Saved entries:
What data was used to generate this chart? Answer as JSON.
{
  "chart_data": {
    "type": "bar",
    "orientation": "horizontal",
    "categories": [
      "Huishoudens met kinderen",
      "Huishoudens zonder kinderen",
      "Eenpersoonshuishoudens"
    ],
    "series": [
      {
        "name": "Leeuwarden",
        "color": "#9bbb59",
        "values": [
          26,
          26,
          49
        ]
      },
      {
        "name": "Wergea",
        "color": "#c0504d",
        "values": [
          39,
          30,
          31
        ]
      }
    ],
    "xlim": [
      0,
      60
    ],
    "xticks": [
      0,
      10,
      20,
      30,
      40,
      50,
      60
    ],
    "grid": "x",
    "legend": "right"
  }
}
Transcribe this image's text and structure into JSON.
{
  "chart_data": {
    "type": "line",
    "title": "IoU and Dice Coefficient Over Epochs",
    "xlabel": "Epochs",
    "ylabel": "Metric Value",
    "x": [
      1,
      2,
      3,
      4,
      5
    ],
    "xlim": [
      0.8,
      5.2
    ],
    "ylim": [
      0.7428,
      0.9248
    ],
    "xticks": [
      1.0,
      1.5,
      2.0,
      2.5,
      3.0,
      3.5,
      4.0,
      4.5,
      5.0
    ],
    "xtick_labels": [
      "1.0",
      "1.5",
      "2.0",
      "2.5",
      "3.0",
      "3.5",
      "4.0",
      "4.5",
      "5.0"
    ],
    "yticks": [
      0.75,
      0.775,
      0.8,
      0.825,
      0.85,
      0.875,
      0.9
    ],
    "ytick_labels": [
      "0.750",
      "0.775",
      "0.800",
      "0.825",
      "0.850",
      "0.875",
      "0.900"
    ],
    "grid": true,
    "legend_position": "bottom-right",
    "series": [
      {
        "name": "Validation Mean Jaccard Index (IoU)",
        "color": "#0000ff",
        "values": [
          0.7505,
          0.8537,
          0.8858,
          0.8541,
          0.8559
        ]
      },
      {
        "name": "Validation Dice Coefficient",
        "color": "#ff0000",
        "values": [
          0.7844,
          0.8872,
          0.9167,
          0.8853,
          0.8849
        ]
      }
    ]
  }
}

**EXERCISE DIRECTIONS**
Identify and list each line with the word "name".

**WRITTEN SOLUTION**
        "name": "Leeuwarden",
        "name": "Wergea",
        "name": "Validation Mean Jaccard Index (IoU)",
        "name": "Validation Dice Coefficient",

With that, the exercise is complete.